## BEGIN MATERIAL FOR THIS TASK

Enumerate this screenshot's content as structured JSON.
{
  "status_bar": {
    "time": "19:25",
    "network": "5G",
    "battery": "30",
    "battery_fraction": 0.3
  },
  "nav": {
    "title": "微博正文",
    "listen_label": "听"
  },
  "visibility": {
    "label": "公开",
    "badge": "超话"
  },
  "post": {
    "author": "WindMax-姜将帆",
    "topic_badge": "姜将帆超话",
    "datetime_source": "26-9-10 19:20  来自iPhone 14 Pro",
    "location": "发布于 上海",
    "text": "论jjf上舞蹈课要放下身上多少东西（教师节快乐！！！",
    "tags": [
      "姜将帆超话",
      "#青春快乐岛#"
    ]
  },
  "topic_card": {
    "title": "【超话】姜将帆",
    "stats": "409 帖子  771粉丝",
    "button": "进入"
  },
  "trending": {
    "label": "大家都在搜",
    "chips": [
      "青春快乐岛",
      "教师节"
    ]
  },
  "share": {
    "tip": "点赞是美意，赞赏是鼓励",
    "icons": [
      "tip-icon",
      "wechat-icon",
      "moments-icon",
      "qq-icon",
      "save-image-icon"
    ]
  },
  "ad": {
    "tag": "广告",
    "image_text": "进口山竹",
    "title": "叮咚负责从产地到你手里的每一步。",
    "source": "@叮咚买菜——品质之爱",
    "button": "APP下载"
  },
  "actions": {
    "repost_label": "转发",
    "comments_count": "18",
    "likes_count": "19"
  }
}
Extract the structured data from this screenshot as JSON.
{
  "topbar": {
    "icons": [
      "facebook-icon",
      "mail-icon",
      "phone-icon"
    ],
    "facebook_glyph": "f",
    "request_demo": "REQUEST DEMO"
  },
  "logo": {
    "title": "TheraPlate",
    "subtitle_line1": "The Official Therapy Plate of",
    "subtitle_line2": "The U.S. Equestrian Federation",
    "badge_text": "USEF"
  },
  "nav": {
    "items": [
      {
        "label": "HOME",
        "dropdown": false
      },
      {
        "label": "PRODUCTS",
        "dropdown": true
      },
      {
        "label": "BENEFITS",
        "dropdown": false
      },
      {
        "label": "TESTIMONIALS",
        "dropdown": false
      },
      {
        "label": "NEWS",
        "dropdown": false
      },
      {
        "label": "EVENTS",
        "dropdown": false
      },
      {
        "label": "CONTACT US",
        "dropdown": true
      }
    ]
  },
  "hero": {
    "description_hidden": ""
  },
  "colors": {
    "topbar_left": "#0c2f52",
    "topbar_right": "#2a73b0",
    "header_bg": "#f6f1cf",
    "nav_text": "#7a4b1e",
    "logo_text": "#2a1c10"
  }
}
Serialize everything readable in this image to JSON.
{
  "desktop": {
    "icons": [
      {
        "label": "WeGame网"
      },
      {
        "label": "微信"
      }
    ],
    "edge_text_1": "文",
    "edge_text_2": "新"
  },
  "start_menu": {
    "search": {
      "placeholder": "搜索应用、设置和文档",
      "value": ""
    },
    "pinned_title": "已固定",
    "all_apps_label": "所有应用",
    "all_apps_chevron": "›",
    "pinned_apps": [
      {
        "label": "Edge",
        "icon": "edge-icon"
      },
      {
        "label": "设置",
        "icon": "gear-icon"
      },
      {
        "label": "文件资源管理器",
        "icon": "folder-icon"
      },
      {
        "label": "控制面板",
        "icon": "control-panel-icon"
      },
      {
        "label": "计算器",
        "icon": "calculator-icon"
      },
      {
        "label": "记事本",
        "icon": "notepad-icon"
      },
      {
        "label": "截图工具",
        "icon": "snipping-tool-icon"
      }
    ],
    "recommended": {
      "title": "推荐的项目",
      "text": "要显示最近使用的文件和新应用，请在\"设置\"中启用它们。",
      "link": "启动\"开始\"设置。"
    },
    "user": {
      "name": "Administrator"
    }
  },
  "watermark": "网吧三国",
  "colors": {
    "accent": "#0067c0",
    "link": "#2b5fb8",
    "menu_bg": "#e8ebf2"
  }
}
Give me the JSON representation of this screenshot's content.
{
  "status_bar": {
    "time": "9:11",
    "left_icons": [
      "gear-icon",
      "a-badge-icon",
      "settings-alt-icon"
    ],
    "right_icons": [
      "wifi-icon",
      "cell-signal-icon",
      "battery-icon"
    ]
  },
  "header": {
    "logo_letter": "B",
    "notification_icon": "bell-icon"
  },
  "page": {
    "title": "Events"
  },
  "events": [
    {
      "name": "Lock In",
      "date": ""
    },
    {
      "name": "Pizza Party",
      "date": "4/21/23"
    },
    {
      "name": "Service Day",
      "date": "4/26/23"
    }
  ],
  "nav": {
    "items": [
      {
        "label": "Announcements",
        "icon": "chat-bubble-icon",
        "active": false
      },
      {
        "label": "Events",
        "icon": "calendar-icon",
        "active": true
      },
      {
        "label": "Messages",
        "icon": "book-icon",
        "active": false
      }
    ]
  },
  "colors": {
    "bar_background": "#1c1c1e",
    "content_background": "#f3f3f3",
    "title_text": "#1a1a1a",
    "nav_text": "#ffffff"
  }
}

## END MATERIAL FOR THIS TASK

#### [THE EXERCISE]
Write the complete data out, exactly as above.

#### [FULL RESPONSE]
Enumerate this screenshot's content as structured JSON.
{
  "status_bar": {
    "time": "19:25",
    "network": "5G",
    "battery": "30",
    "battery_fraction": 0.3
  },
  "nav": {
    "title": "微博正文",
    "listen_label": "听"
  },
  "visibility": {
    "label": "公开",
    "badge": "超话"
  },
  "post": {
    "author": "WindMax-姜将帆",
    "topic_badge": "姜将帆超话",
    "datetime_source": "26-9-10 19:20  来自iPhone 14 Pro",
    "location": "发布于 上海",
    "text": "论jjf上舞蹈课要放下身上多少东西（教师节快乐！！！",
    "tags": [
      "姜将帆超话",
      "#青春快乐岛#"
    ]
  },
  "topic_card": {
    "title": "【超话】姜将帆",
    "stats": "409 帖子  771粉丝",
    "button": "进入"
  },
  "trending": {
    "label": "大家都在搜",
    "chips": [
      "青春快乐岛",
      "教师节"
    ]
  },
  "share": {
    "tip": "点赞是美意，赞赏是鼓励",
    "icons": [
      "tip-icon",
      "wechat-icon",
      "moments-icon",
      "qq-icon",
      "save-image-icon"
    ]
  },
  "ad": {
    "tag": "广告",
    "image_text": "进口山竹",
    "title": "叮咚负责从产地到你手里的每一步。",
    "source": "@叮咚买菜——品质之爱",
    "button": "APP下载"
  },
  "actions": {
    "repost_label": "转发",
    "comments_count": "18",
    "likes_count": "19"
  }
}
Extract the structured data from this screenshot as JSON.
{
  "topbar": {
    "icons": [
      "facebook-icon",
      "mail-icon",
      "phone-icon"
    ],
    "facebook_glyph": "f",
    "request_demo": "REQUEST DEMO"
  },
  "logo": {
    "title": "TheraPlate",
    "subtitle_line1": "The Official Therapy Plate of",
    "subtitle_line2": "The U.S. Equestrian Federation",
    "badge_text": "USEF"
  },
  "nav": {
    "items": [
      {
        "label": "HOME",
        "dropdown": false
      },
      {
        "label": "PRODUCTS",
        "dropdown": true
      },
      {
        "label": "BENEFITS",
        "dropdown": false
      },
      {
        "label": "TESTIMONIALS",
        "dropdown": false
      },
      {
        "label": "NEWS",
        "dropdown": false
      },
      {
        "label": "EVENTS",
        "dropdown": false
      },
      {
        "label": "CONTACT US",
        "dropdown": true
      }
    ]
  },
  "hero": {
    "description_hidden": ""
  },
  "colors": {
    "topbar_left": "#0c2f52",
    "topbar_right": "#2a73b0",
    "header_bg": "#f6f1cf",
    "nav_text": "#7a4b1e",
    "logo_text": "#2a1c10"
  }
}
Serialize everything readable in this image to JSON.
{
  "desktop": {
    "icons": [
      {
        "label": "WeGame网"
      },
      {
        "label": "微信"
      }
    ],
    "edge_text_1": "文",
    "edge_text_2": "新"
  },
  "start_menu": {
    "search": {
      "placeholder": "搜索应用、设置和文档",
      "value": ""
    },
    "pinned_title": "已固定",
    "all_apps_label": "所有应用",
    "all_apps_chevron": "›",
    "pinned_apps": [
      {
        "label": "Edge",
        "icon": "edge-icon"
      },
      {
        "label": "设置",
        "icon": "gear-icon"
      },
      {
        "label": "文件资源管理器",
        "icon": "folder-icon"
      },
      {
        "label": "控制面板",
        "icon": "control-panel-icon"
      },
      {
        "label": "计算器",
        "icon": "calculator-icon"
      },
      {
        "label": "记事本",
        "icon": "notepad-icon"
      },
      {
        "label": "截图工具",
        "icon": "snipping-tool-icon"
      }
    ],
    "recommended": {
      "title": "推荐的项目",
      "text": "要显示最近使用的文件和新应用，请在\"设置\"中启用它们。",
      "link": "启动\"开始\"设置。"
    },
    "user": {
      "name": "Administrator"
    }
  },
  "watermark": "网吧三国",
  "colors": {
    "accent": "#0067c0",
    "link": "#2b5fb8",
    "menu_bg": "#e8ebf2"
  }
}
Give me the JSON representation of this screenshot's content.
{
  "status_bar": {
    "time": "9:11",
    "left_icons": [
      "gear-icon",
      "a-badge-icon",
      "settings-alt-icon"
    ],
    "right_icons": [
      "wifi-icon",
      "cell-signal-icon",
      "battery-icon"
    ]
  },
  "header": {
    "logo_letter": "B",
    "notification_icon": "bell-icon"
  },
  "page": {
    "title": "Events"
  },
  "events": [
    {
      "name": "Lock In",
      "date": ""
    },
    {
      "name": "Pizza Party",
      "date": "4/21/23"
    },
    {
      "name": "Service Day",
      "date": "4/26/23"
    }
  ],
  "nav": {
    "items": [
      {
        "label": "Announcements",
        "icon": "chat-bubble-icon",
        "active": false
      },
      {
        "label": "Events",
        "icon": "calendar-icon",
        "active": true
      },
      {
        "label": "Messages",
        "icon": "book-icon",
        "active": false
      }
    ]
  },
  "colors": {
    "bar_background": "#1c1c1e",
    "content_background": "#f3f3f3",
    "title_text": "#1a1a1a",
    "nav_text": "#ffffff"
  }
}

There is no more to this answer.